* Required work *
Repeat the listing exactly as given, omitting every image.

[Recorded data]

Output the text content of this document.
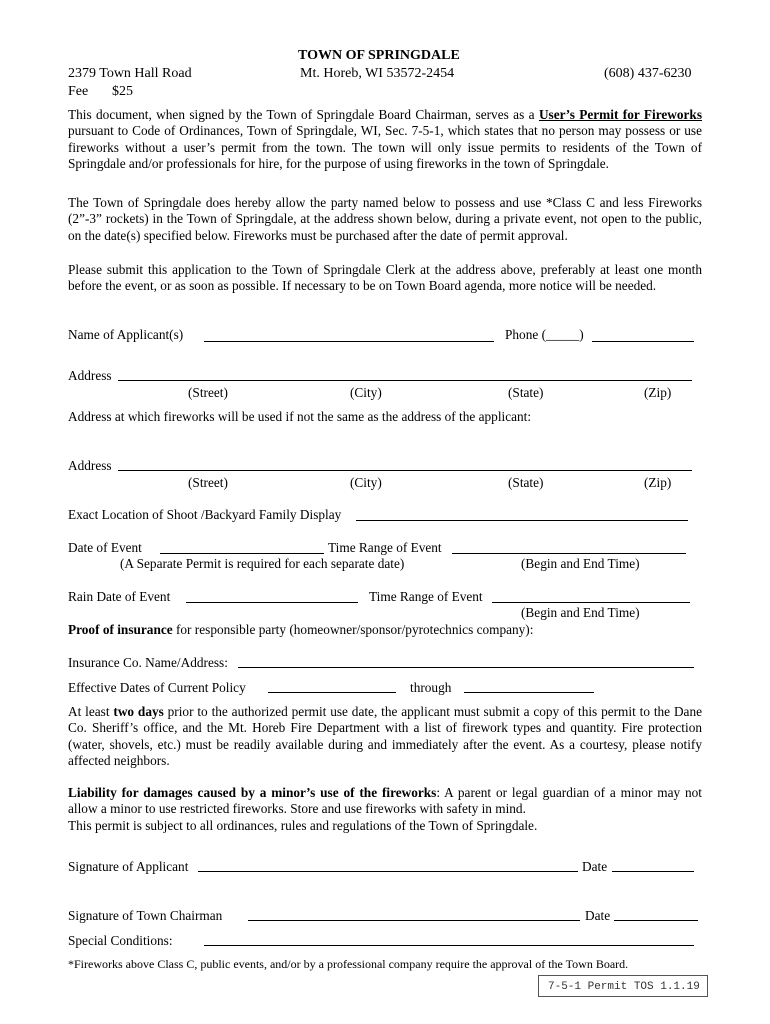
TOWN OF SPRINGDALE
2379 Town Hall Road	Mt. Horeb, WI 53572-2454	(608) 437-6230
Fee $25
This document, when signed by the Town of Springdale Board Chairman, serves as a User’s Permit for Fireworks pursuant to Code of Ordinances, Town of Springdale, WI, Sec. 7-5-1, which states that no person may possess or use fireworks without a user’s permit from the town. The town will only issue permits to residents of the Town of Springdale and/or professionals for hire, for the purpose of using fireworks in the town of Springdale.
The Town of Springdale does hereby allow the party named below to possess and use *Class C and less Fireworks (2”-3” rockets) in the Town of Springdale, at the address shown below, during a private event, not open to the public, on the date(s) specified below. Fireworks must be purchased after the date of permit approval.
Please submit this application to the Town of Springdale Clerk at the address above, preferably at least one month before the event, or as soon as possible. If necessary to be on Town Board agenda, more notice will be needed.
Name of Applicant(s)	Phone (_____)
Address
(Street)	(City)	(State)	(Zip)
Address at which fireworks will be used if not the same as the address of the applicant:
Address
(Street)	(City)	(State)	(Zip)
Exact Location of Shoot /Backyard Family Display
Date of Event	Time Range of Event
(A Separate Permit is required for each separate date)	(Begin and End Time)
Rain Date of Event	Time Range of Event
(Begin and End Time)
Proof of insurance for responsible party (homeowner/sponsor/pyrotechnics company):
Insurance Co. Name/Address:
Effective Dates of Current Policy	through
At least two days prior to the authorized permit use date, the applicant must submit a copy of this permit to the Dane Co. Sheriff’s office, and the Mt. Horeb Fire Department with a list of firework types and quantity. Fire protection (water, shovels, etc.) must be readily available during and immediately after the event. As a courtesy, please notify affected neighbors.
Liability for damages caused by a minor’s use of the fireworks: A parent or legal guardian of a minor may not allow a minor to use restricted fireworks. Store and use fireworks with safety in mind.
This permit is subject to all ordinances, rules and regulations of the Town of Springdale.
Signature of Applicant	Date
Signature of Town Chairman	Date
Special Conditions:
*Fireworks above Class C, public events, and/or by a professional company require the approval of the Town Board.
7-5-1 Permit TOS 1.1.19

* Result for this exercise *
Output the text content of this document.
TOWN OF SPRINGDALE
2379 Town Hall Road	Mt. Horeb, WI 53572-2454	(608) 437-6230
Fee $25
This document, when signed by the Town of Springdale Board Chairman, serves as a User’s Permit for Fireworks pursuant to Code of Ordinances, Town of Springdale, WI, Sec. 7-5-1, which states that no person may possess or use fireworks without a user’s permit from the town. The town will only issue permits to residents of the Town of Springdale and/or professionals for hire, for the purpose of using fireworks in the town of Springdale.
The Town of Springdale does hereby allow the party named below to possess and use *Class C and less Fireworks (2”-3” rockets) in the Town of Springdale, at the address shown below, during a private event, not open to the public, on the date(s) specified below. Fireworks must be purchased after the date of permit approval.
Please submit this application to the Town of Springdale Clerk at the address above, preferably at least one month before the event, or as soon as possible. If necessary to be on Town Board agenda, more notice will be needed.
Name of Applicant(s)	Phone (_____)
Address
(Street)	(City)	(State)	(Zip)
Address at which fireworks will be used if not the same as the address of the applicant:
Address
(Street)	(City)	(State)	(Zip)
Exact Location of Shoot /Backyard Family Display
Date of Event	Time Range of Event
(A Separate Permit is required for each separate date)	(Begin and End Time)
Rain Date of Event	Time Range of Event
(Begin and End Time)
Proof of insurance for responsible party (homeowner/sponsor/pyrotechnics company):
Insurance Co. Name/Address:
Effective Dates of Current Policy	through
At least two days prior to the authorized permit use date, the applicant must submit a copy of this permit to the Dane Co. Sheriff’s office, and the Mt. Horeb Fire Department with a list of firework types and quantity. Fire protection (water, shovels, etc.) must be readily available during and immediately after the event. As a courtesy, please notify affected neighbors.
Liability for damages caused by a minor’s use of the fireworks: A parent or legal guardian of a minor may not allow a minor to use restricted fireworks. Store and use fireworks with safety in mind.
This permit is subject to all ordinances, rules and regulations of the Town of Springdale.
Signature of Applicant	Date
Signature of Town Chairman	Date
Special Conditions:
*Fireworks above Class C, public events, and/or by a professional company require the approval of the Town Board.
7-5-1 Permit TOS 1.1.19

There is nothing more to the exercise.